-- PROVIDED MATERIAL start --
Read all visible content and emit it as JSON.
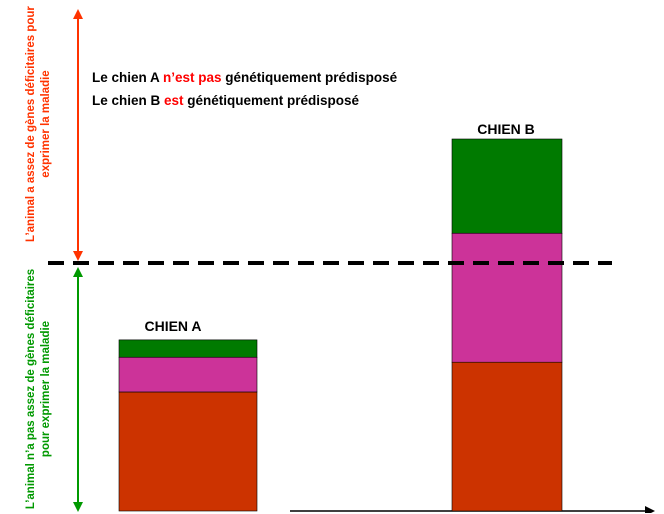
{
  "legend": {
    "line1": {
      "prefix": "Le chien A ",
      "highlight": "n’est pas",
      "suffix": " génétiquement prédisposé"
    },
    "line2": {
      "prefix": "Le chien B ",
      "highlight": "est",
      "suffix": " génétiquement prédisposé"
    }
  },
  "upper_zone_label": "L’animal a assez de gènes déficitaires pour exprimer la maladie",
  "lower_zone_label": "L’animal n’a pas assez de gènes déficitaires pour exprimer la maladie",
  "bars": [
    {
      "label": "CHIEN A",
      "segments": [
        {
          "color": "#cc3300",
          "value": 0.48
        },
        {
          "color": "#cc3399",
          "value": 0.14
        },
        {
          "color": "#007a00",
          "value": 0.07
        }
      ]
    },
    {
      "label": "CHIEN B",
      "segments": [
        {
          "color": "#cc3300",
          "value": 0.6
        },
        {
          "color": "#cc3399",
          "value": 0.52
        },
        {
          "color": "#007a00",
          "value": 0.38
        }
      ]
    }
  ],
  "threshold": 1.0,
  "colors": {
    "red_arrow": "#ff3300",
    "green_arrow": "#009900",
    "highlight_text": "#ff0000",
    "upper_label": "#ff3300",
    "lower_label": "#009900"
  }
}
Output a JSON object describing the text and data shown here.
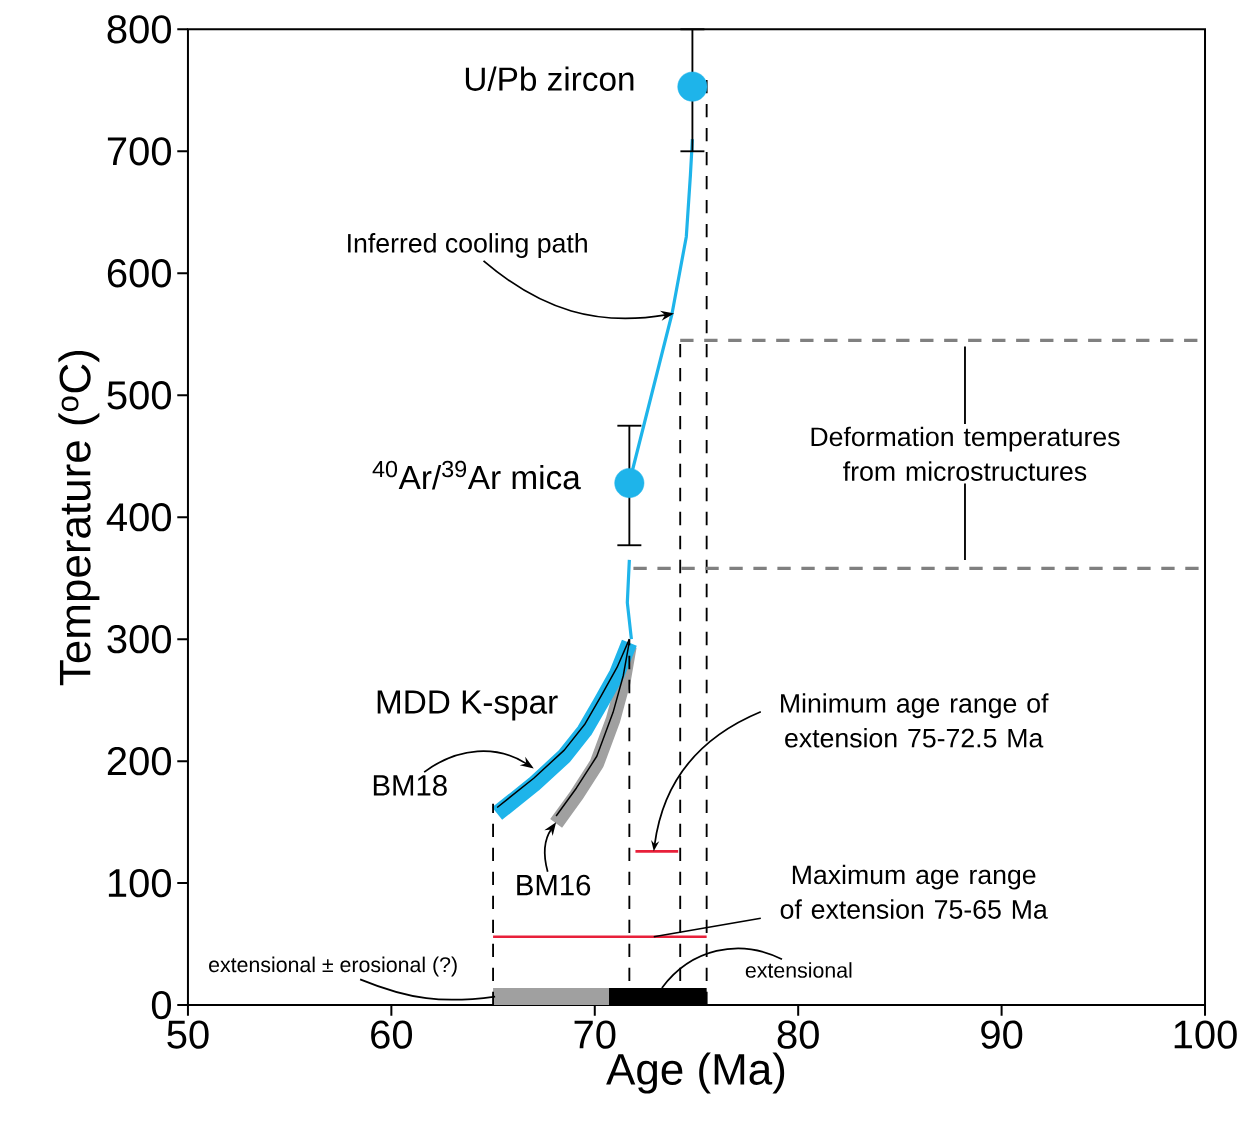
{
  "chart_data": {
    "type": "line",
    "xlabel": "Age (Ma)",
    "ylabel": "Temperature ($^{o}$C)",
    "xlim": [
      50,
      100
    ],
    "ylim": [
      0,
      800
    ],
    "xticks": [
      50,
      60,
      70,
      80,
      90,
      100
    ],
    "yticks": [
      0,
      100,
      200,
      300,
      400,
      500,
      600,
      700,
      800
    ],
    "grid": false,
    "series": [
      {
        "type": "area",
        "color": "#a0a0a0",
        "x": [
          65,
          70.7
        ],
        "values": [
          14,
          14
        ]
      },
      {
        "type": "area",
        "color": "#000000",
        "x": [
          70.7,
          75.5
        ],
        "values": [
          14,
          14
        ]
      },
      {
        "color": "#a0a0a0",
        "line_style": "solid",
        "x": [
          68.1,
          69.1,
          70.1,
          70.9,
          71.4,
          71.7
        ],
        "values": [
          149,
          172,
          198,
          234,
          265,
          294
        ]
      },
      {
        "color": "#1eb4ea",
        "line_style": "solid",
        "x": [
          65.2,
          67,
          68.5,
          69.5,
          70.3,
          71.1,
          71.7
        ],
        "values": [
          157,
          181,
          204,
          225,
          248,
          272,
          297
        ]
      },
      {
        "color": "#000000",
        "line_style": "solid",
        "x": [
          68.1,
          69.1,
          70.1,
          70.9,
          71.4,
          71.7
        ],
        "values": [
          155,
          178,
          204,
          240,
          270,
          298
        ]
      },
      {
        "color": "#000000",
        "line_style": "solid",
        "x": [
          65.2,
          67,
          68.5,
          69.5,
          70.3,
          71.1,
          71.7
        ],
        "values": [
          162,
          186,
          209,
          230,
          253,
          277,
          300
        ]
      },
      {
        "color": "#1eb4ea",
        "line_style": "solid",
        "x": [
          71.8,
          71.6,
          71.7
        ],
        "values": [
          300,
          330,
          365
        ]
      },
      {
        "color": "#1eb4ea",
        "line_style": "solid",
        "x": [
          71.8,
          73.8,
          74.5,
          74.7,
          74.8
        ],
        "values": [
          435,
          567,
          630,
          680,
          710
        ]
      },
      {
        "color": "#000000",
        "line_style": "dashed",
        "x": [
          65,
          65
        ],
        "values": [
          0,
          165
        ]
      },
      {
        "color": "#000000",
        "line_style": "dashed",
        "x": [
          71.7,
          71.7
        ],
        "values": [
          0,
          300
        ]
      },
      {
        "color": "#000000",
        "line_style": "dashed",
        "x": [
          74.2,
          74.2
        ],
        "values": [
          0,
          545
        ]
      },
      {
        "color": "#000000",
        "line_style": "dashed",
        "x": [
          75.5,
          75.5
        ],
        "values": [
          0,
          760
        ]
      },
      {
        "color": "#808080",
        "line_style": "dashed",
        "x": [
          74.2,
          100
        ],
        "values": [
          545,
          545
        ]
      },
      {
        "color": "#808080",
        "line_style": "dashed",
        "x": [
          71.9,
          100
        ],
        "values": [
          358,
          358
        ]
      },
      {
        "color": "#000000",
        "line_style": "solid",
        "x": [
          88.2,
          88.2
        ],
        "values": [
          365,
          540
        ]
      },
      {
        "color": "#e8203a",
        "line_style": "solid",
        "x": [
          72.0,
          74.1
        ],
        "values": [
          126,
          126
        ]
      },
      {
        "color": "#e8203a",
        "line_style": "solid",
        "x": [
          65,
          75.5
        ],
        "values": [
          56,
          56
        ]
      },
      {
        "type": "scatter",
        "color": "#1eb4ea",
        "marker": "circle",
        "x": [
          74.8
        ],
        "values": [
          753
        ],
        "errors": [
          [
            700,
            800
          ]
        ]
      },
      {
        "type": "scatter",
        "color": "#1eb4ea",
        "marker": "circle",
        "x": [
          71.7
        ],
        "values": [
          428
        ],
        "errors": [
          [
            377,
            475
          ]
        ]
      }
    ],
    "annotations": [
      {
        "text": "Inferred cooling path",
        "x": 73.9,
        "y": 567
      },
      "MDD K-spar",
      {
        "text": "BM18",
        "x": 67.0,
        "y": 194
      },
      {
        "text": "BM16",
        "x": 68.1,
        "y": 150
      },
      {
        "text": "Minimum age range of extension 75-72.5 Ma",
        "x": 72.9,
        "y": 126
      },
      {
        "text": "Maximum age range of extension 75-65 Ma",
        "x": 72.9,
        "y": 56
      },
      {
        "text": "extensional ± erosional (?)",
        "x": 65.1,
        "y": 7
      },
      {
        "text": "extensional",
        "x": 73.3,
        "y": 14
      },
      {
        "text": "Deformation temperatures from microstructures",
        "x": 88.2,
        "y": 452
      },
      {
        "text": "U/Pb zircon",
        "x": 74.8,
        "y": 753
      },
      {
        "text": "$^{40}$Ar/$^{39}$Ar mica",
        "x": 71.7,
        "y": 428
      }
    ]
  }
}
-- PROVIDED MATERIAL end --
[THE EXERCISE] Search the entries for the word "animal" and copy every line that has it.

[TASK RESULT]
  "upper_zone_label": "L’animal a assez de gènes déficitaires pour exprimer la maladie",
  "lower_zone_label": "L’animal n’a pas assez de gènes déficitaires pour exprimer la maladie",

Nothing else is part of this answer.